Saved entries

# # # # # # #

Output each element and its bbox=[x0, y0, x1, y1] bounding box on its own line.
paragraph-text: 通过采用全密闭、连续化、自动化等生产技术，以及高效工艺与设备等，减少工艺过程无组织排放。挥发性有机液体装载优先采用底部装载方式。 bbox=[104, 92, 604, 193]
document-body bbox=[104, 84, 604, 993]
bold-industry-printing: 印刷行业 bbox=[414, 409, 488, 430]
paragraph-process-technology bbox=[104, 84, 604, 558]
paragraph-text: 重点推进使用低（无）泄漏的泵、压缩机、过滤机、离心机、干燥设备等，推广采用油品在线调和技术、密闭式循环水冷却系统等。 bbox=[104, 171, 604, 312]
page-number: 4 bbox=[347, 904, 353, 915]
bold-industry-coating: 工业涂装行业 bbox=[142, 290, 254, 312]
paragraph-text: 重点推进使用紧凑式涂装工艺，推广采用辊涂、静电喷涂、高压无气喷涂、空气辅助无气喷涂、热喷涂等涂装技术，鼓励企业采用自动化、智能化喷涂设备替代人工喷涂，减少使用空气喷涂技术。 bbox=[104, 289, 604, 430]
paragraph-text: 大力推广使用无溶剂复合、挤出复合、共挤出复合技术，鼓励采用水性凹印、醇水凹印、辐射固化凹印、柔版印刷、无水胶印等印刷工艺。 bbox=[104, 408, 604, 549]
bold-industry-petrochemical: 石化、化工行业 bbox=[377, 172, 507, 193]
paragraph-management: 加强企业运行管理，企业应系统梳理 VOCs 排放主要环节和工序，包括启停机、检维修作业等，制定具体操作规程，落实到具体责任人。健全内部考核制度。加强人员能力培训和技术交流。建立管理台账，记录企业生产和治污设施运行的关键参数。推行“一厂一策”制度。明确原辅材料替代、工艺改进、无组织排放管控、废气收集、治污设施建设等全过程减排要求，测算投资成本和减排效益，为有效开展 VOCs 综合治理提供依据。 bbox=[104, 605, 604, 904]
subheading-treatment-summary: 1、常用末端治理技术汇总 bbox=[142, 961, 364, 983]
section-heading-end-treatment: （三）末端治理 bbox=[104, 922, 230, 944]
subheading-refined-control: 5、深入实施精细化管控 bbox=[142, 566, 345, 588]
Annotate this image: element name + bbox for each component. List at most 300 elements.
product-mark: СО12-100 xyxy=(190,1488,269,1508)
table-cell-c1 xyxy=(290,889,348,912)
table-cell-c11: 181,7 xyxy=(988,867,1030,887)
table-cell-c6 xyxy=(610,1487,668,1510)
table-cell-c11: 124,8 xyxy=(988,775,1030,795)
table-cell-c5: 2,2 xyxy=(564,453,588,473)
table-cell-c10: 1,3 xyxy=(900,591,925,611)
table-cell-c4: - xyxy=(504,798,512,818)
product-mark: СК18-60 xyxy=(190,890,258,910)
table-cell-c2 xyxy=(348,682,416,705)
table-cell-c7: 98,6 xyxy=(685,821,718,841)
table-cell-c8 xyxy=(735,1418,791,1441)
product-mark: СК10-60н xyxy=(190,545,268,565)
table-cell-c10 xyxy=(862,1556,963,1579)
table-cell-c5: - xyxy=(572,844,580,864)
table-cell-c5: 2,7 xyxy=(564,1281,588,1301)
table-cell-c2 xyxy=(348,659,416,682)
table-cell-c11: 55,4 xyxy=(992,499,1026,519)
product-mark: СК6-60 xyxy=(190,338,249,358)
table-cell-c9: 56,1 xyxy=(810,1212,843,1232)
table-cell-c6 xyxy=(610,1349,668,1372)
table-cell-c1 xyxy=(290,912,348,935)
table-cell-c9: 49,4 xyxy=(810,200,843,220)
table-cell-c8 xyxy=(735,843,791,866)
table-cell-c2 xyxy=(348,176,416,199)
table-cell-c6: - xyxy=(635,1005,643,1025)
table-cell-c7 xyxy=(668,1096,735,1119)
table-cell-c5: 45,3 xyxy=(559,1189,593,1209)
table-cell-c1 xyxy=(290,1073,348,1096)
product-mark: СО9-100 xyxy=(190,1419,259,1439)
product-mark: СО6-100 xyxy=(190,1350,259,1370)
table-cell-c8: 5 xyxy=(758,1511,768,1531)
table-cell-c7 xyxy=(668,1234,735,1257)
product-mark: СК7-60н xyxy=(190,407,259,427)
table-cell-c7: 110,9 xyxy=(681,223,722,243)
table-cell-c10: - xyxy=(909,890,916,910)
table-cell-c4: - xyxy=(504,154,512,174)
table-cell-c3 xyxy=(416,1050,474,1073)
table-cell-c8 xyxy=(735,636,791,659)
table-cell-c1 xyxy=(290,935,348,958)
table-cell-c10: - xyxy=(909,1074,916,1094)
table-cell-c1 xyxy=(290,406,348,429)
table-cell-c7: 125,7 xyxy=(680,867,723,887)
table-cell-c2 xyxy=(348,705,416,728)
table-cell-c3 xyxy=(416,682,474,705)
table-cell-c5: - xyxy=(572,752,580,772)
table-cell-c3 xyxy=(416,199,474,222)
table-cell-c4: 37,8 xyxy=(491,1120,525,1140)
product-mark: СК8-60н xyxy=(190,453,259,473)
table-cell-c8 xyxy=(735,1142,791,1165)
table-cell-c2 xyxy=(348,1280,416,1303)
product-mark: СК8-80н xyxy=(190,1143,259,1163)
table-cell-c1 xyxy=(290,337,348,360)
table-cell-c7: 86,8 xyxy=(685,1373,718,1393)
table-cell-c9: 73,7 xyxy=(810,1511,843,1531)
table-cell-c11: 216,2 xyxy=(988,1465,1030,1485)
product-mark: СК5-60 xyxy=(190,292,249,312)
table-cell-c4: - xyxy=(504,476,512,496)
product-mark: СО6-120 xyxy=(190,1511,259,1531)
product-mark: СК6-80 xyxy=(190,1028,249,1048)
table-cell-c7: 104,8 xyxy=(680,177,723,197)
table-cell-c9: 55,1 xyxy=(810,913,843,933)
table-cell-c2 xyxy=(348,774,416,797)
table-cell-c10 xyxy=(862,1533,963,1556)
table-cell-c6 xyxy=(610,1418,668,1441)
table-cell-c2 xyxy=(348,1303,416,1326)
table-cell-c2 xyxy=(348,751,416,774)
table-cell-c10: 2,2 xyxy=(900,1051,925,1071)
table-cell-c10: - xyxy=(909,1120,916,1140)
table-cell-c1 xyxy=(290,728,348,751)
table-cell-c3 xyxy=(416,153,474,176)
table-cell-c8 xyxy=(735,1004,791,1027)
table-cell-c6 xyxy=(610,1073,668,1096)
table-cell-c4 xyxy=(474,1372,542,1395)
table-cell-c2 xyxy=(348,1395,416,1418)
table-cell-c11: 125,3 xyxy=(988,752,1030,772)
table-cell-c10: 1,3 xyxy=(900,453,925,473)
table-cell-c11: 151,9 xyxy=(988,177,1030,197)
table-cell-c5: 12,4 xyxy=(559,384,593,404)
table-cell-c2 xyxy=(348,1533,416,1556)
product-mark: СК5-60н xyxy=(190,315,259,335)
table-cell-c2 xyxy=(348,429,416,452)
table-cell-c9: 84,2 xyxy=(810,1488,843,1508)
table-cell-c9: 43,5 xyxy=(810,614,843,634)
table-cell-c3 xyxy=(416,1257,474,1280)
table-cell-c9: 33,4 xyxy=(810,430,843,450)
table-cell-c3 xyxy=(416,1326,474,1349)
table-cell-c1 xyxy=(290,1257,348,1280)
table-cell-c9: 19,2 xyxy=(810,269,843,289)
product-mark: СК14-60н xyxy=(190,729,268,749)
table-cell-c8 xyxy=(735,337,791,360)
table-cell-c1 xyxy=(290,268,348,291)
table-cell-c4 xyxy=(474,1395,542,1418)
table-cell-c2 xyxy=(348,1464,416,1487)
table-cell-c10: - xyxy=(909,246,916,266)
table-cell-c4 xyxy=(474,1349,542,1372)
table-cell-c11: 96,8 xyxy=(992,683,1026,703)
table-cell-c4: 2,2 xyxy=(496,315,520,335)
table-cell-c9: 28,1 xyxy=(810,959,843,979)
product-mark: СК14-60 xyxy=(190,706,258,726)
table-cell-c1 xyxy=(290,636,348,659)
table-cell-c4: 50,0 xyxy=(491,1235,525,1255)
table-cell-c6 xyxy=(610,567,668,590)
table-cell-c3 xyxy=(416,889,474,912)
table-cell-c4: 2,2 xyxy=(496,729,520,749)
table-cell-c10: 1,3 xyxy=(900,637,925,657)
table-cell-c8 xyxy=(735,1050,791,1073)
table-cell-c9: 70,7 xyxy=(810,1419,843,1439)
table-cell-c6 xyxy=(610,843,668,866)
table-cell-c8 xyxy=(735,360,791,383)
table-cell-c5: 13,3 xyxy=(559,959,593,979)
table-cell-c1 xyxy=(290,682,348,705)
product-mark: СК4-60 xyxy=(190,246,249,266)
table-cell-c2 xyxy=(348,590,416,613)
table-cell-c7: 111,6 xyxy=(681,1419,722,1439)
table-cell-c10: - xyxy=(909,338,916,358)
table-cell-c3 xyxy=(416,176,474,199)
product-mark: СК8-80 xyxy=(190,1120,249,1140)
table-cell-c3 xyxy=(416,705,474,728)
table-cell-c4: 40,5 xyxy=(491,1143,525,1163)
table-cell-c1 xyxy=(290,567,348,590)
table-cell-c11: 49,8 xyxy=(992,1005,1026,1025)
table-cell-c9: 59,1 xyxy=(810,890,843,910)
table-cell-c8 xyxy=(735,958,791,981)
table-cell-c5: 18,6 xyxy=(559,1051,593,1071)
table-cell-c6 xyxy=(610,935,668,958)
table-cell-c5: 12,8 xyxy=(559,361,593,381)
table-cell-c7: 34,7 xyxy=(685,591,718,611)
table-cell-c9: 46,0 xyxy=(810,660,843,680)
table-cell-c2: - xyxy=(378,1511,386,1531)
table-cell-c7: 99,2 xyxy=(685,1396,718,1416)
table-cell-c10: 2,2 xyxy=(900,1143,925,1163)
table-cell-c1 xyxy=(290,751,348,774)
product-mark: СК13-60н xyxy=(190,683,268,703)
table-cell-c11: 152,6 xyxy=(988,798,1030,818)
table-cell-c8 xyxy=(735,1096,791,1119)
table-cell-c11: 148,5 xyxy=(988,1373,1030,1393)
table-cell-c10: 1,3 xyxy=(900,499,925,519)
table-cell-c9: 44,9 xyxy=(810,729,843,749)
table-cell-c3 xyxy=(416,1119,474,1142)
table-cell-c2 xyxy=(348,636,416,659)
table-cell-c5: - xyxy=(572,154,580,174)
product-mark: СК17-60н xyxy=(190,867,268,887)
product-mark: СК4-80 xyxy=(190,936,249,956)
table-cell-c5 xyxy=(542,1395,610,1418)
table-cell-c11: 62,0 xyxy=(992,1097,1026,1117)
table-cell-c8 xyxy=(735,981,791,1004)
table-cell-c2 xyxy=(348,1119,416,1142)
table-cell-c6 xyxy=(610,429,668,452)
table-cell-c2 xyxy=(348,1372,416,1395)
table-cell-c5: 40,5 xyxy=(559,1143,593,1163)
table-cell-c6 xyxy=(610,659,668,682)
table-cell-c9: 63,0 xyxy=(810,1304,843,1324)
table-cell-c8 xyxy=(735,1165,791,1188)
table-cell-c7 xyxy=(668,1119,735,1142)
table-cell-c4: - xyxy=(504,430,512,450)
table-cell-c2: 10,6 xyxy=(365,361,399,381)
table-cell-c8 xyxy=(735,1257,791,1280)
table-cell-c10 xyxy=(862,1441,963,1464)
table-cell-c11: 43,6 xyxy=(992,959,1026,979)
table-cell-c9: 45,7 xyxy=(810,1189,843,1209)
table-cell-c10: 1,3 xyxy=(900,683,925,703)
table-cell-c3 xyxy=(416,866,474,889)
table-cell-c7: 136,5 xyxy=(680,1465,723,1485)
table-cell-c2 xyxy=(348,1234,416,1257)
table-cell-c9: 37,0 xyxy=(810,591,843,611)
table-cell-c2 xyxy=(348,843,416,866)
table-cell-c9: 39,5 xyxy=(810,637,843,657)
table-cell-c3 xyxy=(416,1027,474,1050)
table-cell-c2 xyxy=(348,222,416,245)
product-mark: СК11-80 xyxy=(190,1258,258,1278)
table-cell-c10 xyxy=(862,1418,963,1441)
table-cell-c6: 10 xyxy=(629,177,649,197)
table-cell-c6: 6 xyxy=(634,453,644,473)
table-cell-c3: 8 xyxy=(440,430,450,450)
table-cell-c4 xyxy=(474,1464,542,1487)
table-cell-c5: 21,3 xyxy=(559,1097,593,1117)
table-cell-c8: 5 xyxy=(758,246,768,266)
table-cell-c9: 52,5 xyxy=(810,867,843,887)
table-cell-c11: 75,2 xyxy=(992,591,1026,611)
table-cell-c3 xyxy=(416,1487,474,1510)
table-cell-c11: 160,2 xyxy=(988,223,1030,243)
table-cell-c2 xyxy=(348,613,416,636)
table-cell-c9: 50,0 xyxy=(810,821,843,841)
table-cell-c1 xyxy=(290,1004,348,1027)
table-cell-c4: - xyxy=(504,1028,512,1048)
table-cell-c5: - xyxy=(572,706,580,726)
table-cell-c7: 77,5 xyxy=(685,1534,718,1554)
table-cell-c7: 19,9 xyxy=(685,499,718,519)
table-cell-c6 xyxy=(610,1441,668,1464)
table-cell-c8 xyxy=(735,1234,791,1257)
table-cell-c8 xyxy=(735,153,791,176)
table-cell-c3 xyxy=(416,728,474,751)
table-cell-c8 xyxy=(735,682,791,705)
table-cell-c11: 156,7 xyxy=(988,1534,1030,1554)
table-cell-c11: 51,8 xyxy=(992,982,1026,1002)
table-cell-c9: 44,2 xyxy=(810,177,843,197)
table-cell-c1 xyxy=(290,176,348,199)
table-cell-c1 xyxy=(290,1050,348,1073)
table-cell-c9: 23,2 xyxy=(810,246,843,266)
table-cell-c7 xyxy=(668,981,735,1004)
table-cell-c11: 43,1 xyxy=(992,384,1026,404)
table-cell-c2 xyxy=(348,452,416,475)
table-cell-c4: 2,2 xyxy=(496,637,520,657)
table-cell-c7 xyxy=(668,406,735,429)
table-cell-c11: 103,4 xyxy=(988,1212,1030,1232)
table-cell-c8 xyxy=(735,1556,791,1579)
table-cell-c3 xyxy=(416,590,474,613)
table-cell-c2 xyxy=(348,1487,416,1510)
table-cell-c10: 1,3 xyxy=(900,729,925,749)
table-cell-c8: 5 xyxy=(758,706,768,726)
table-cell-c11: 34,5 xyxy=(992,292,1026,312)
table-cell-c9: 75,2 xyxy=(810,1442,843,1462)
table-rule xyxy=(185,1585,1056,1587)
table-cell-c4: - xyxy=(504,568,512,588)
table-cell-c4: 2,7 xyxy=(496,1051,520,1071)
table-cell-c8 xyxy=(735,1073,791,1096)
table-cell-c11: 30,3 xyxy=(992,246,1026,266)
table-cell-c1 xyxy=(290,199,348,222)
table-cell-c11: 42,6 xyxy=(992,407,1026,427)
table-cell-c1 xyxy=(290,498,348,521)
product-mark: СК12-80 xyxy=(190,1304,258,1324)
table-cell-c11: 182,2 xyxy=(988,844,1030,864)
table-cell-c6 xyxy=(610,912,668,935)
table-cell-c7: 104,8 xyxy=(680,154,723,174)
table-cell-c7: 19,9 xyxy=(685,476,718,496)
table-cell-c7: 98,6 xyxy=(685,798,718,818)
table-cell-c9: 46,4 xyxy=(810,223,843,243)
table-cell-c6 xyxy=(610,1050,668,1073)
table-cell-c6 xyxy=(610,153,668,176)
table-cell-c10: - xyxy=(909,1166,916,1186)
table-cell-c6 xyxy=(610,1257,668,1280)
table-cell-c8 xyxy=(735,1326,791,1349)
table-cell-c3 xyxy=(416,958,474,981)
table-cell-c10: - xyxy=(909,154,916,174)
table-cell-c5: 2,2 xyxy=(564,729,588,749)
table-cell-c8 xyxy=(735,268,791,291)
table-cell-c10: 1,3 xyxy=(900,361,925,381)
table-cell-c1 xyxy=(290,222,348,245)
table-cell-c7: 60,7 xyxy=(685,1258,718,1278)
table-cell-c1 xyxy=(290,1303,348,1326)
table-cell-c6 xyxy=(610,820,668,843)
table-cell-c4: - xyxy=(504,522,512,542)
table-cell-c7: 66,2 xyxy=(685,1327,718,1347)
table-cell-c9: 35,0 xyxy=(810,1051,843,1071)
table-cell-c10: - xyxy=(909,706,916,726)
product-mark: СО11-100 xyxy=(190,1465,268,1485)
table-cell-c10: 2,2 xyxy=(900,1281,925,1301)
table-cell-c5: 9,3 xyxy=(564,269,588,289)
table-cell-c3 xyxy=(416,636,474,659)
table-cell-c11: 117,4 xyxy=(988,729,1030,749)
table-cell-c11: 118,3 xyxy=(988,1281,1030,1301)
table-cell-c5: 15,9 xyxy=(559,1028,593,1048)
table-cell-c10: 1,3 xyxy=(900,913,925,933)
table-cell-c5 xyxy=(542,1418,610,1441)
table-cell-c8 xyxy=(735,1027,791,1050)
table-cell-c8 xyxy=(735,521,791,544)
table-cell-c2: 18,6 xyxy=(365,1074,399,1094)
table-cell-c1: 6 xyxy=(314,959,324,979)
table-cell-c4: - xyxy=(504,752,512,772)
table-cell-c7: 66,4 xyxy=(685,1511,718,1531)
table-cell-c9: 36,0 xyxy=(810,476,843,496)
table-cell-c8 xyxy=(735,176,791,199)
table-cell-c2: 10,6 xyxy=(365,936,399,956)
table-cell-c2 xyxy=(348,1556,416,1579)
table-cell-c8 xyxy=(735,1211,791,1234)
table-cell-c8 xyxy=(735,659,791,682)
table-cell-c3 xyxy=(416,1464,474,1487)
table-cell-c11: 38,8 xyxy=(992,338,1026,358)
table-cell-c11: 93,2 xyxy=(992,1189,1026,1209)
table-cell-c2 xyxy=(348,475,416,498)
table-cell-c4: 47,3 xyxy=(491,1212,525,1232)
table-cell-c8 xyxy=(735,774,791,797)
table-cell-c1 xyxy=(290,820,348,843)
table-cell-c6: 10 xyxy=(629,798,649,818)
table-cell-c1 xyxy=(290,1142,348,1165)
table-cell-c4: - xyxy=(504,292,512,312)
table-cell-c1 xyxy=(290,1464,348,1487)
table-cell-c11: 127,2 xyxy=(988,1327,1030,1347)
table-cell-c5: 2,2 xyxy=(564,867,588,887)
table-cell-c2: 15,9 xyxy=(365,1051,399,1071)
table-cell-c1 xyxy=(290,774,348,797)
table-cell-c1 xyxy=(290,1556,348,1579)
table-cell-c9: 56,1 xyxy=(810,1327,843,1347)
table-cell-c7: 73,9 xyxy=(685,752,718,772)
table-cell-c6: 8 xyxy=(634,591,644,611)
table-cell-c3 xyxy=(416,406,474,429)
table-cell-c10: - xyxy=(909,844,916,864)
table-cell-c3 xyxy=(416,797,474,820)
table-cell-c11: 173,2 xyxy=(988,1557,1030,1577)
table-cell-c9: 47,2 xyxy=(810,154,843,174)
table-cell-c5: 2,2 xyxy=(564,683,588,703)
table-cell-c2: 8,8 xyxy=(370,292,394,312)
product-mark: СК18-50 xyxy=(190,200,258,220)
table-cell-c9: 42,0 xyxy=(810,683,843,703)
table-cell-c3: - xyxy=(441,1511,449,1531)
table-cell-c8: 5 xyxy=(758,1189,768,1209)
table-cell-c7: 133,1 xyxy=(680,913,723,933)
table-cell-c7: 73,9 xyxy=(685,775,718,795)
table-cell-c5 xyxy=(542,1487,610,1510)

# # # # # # #

■ Exercise ■
Quote the lines above word for word, starting at the first line and ending at the line that contains "table-cell-c7: 98,6 xyxy=(685,821,718,841)".

■ Solution for this problem ■
Output each element and its bbox=[x0, y0, x1, y1] bounding box on its own line.
paragraph-text: 通过采用全密闭、连续化、自动化等生产技术，以及高效工艺与设备等，减少工艺过程无组织排放。挥发性有机液体装载优先采用底部装载方式。 bbox=[104, 92, 604, 193]
document-body bbox=[104, 84, 604, 993]
bold-industry-printing: 印刷行业 bbox=[414, 409, 488, 430]
paragraph-process-technology bbox=[104, 84, 604, 558]
paragraph-text: 重点推进使用低（无）泄漏的泵、压缩机、过滤机、离心机、干燥设备等，推广采用油品在线调和技术、密闭式循环水冷却系统等。 bbox=[104, 171, 604, 312]
page-number: 4 bbox=[347, 904, 353, 915]
bold-industry-coating: 工业涂装行业 bbox=[142, 290, 254, 312]
paragraph-text: 重点推进使用紧凑式涂装工艺，推广采用辊涂、静电喷涂、高压无气喷涂、空气辅助无气喷涂、热喷涂等涂装技术，鼓励企业采用自动化、智能化喷涂设备替代人工喷涂，减少使用空气喷涂技术。 bbox=[104, 289, 604, 430]
paragraph-text: 大力推广使用无溶剂复合、挤出复合、共挤出复合技术，鼓励采用水性凹印、醇水凹印、辐射固化凹印、柔版印刷、无水胶印等印刷工艺。 bbox=[104, 408, 604, 549]
bold-industry-petrochemical: 石化、化工行业 bbox=[377, 172, 507, 193]
paragraph-management: 加强企业运行管理，企业应系统梳理 VOCs 排放主要环节和工序，包括启停机、检维修作业等，制定具体操作规程，落实到具体责任人。健全内部考核制度。加强人员能力培训和技术交流。建立管理台账，记录企业生产和治污设施运行的关键参数。推行“一厂一策”制度。明确原辅材料替代、工艺改进、无组织排放管控、废气收集、治污设施建设等全过程减排要求，测算投资成本和减排效益，为有效开展 VOCs 综合治理提供依据。 bbox=[104, 605, 604, 904]
subheading-treatment-summary: 1、常用末端治理技术汇总 bbox=[142, 961, 364, 983]
section-heading-end-treatment: （三）末端治理 bbox=[104, 922, 230, 944]
subheading-refined-control: 5、深入实施精细化管控 bbox=[142, 566, 345, 588]
Annotate this image: element name + bbox for each component. List at most 300 elements.
product-mark: СО12-100 xyxy=(190,1488,269,1508)
table-cell-c1 xyxy=(290,889,348,912)
table-cell-c11: 181,7 xyxy=(988,867,1030,887)
table-cell-c6 xyxy=(610,1487,668,1510)
table-cell-c11: 124,8 xyxy=(988,775,1030,795)
table-cell-c5: 2,2 xyxy=(564,453,588,473)
table-cell-c10: 1,3 xyxy=(900,591,925,611)
table-cell-c4: - xyxy=(504,798,512,818)
product-mark: СК18-60 xyxy=(190,890,258,910)
table-cell-c2 xyxy=(348,682,416,705)
table-cell-c7: 98,6 xyxy=(685,821,718,841)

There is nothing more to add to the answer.